#### RECORDS FOR THE EXERCISE

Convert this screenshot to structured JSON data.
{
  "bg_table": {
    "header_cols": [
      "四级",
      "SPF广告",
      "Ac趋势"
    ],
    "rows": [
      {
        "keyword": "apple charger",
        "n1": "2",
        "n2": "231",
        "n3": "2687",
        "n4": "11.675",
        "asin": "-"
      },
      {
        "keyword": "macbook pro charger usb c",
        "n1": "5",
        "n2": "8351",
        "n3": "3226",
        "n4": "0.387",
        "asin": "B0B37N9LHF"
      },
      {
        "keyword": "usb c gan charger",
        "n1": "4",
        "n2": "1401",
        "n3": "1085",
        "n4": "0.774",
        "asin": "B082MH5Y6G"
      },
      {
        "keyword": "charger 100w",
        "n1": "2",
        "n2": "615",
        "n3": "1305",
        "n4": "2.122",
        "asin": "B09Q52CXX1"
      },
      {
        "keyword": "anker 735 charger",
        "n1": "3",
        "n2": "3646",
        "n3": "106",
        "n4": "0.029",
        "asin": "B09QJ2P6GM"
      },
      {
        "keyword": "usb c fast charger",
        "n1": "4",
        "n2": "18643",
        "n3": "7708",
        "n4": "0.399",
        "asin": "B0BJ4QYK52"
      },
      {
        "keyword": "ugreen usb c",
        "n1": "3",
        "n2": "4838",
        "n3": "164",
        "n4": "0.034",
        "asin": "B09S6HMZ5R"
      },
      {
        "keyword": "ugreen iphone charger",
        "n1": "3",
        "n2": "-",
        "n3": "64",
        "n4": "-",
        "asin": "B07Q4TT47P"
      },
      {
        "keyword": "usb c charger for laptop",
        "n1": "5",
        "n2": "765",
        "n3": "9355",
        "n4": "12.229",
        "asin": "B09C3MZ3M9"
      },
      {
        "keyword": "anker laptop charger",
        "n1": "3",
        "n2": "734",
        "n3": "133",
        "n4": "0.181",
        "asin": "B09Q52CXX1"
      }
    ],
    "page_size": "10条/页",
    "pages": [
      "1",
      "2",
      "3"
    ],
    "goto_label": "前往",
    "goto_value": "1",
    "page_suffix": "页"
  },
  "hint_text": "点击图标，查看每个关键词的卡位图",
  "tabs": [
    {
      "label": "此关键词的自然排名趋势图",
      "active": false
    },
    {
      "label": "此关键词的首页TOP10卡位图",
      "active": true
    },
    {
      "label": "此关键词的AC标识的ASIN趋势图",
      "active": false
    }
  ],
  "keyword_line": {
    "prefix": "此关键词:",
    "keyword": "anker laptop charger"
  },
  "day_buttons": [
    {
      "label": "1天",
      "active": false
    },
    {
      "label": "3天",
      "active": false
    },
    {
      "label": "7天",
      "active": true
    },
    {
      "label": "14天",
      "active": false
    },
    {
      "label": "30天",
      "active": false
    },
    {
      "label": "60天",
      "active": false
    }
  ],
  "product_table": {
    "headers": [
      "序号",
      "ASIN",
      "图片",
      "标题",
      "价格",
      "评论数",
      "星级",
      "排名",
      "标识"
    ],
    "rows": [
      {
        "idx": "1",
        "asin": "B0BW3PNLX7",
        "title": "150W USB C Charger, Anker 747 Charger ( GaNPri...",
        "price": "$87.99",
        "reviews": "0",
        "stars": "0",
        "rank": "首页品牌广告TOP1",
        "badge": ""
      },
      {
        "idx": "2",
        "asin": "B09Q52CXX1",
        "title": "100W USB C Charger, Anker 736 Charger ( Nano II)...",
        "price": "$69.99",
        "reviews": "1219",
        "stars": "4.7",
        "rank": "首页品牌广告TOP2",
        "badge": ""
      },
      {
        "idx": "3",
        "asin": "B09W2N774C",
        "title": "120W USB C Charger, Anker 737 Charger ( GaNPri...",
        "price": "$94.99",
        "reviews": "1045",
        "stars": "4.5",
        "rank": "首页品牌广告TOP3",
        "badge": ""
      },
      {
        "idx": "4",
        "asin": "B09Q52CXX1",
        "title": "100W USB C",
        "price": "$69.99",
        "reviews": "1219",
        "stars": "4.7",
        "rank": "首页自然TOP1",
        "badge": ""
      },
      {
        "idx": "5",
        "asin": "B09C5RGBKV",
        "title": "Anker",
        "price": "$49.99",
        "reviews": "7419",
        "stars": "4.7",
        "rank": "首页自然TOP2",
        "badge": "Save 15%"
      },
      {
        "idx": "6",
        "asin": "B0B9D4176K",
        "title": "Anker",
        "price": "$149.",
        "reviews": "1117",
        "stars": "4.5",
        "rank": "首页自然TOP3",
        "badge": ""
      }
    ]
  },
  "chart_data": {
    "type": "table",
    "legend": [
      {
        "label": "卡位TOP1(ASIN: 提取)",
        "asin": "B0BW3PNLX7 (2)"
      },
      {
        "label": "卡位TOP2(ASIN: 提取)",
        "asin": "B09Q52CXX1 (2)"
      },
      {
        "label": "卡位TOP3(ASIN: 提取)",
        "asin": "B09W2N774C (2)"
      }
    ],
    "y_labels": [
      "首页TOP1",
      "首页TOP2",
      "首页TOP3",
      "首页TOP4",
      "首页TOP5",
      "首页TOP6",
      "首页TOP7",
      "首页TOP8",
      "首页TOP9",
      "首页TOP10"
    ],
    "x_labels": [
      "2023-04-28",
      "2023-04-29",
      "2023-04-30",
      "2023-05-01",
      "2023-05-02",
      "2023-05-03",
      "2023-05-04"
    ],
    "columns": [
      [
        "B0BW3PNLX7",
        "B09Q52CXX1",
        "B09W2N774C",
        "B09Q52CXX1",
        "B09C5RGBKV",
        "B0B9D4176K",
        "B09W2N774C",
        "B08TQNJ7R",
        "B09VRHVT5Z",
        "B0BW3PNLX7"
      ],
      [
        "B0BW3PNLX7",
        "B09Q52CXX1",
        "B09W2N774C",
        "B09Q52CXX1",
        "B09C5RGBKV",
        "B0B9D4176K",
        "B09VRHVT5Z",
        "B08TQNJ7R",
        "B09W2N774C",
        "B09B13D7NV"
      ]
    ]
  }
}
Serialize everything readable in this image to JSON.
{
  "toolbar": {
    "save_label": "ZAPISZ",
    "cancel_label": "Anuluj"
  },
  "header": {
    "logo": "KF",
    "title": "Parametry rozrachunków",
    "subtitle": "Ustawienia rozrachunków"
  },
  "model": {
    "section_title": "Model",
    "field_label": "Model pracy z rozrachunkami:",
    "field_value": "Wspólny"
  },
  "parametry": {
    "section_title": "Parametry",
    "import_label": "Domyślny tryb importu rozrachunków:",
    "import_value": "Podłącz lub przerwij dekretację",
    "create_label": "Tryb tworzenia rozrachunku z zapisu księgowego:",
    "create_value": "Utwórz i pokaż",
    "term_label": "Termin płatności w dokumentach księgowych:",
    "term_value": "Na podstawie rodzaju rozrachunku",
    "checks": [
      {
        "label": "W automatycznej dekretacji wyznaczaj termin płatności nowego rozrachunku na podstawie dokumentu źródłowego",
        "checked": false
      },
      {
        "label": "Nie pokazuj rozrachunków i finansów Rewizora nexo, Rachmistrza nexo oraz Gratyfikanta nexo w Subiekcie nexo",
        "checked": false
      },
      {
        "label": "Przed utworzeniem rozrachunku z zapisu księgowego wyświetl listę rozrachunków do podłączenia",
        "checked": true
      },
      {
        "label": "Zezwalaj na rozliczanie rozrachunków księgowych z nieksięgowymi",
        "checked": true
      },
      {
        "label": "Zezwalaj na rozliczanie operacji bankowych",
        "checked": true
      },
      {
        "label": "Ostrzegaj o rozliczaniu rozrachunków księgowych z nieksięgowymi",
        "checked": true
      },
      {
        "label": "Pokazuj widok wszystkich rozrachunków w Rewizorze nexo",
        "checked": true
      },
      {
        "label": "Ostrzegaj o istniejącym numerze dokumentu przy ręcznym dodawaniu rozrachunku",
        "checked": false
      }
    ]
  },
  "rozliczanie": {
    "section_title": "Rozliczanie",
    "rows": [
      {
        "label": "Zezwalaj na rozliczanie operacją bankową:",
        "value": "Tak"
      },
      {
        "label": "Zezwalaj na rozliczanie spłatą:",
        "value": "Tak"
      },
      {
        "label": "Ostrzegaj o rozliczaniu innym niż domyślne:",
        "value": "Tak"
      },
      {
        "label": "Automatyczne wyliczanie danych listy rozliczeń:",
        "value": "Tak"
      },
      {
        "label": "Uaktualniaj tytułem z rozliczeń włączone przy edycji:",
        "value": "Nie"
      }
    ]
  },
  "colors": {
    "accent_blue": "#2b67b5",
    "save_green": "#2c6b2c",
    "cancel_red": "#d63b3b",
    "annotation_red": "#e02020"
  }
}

########

Check each line of the records for "płatności" and copy the ones that contain it.

*THE OUTPUT:*
    "term_label": "Termin płatności w dokumentach księgowych:",
        "label": "W automatycznej dekretacji wyznaczaj termin płatności nowego rozrachunku na podstawie dokumentu źródłowego",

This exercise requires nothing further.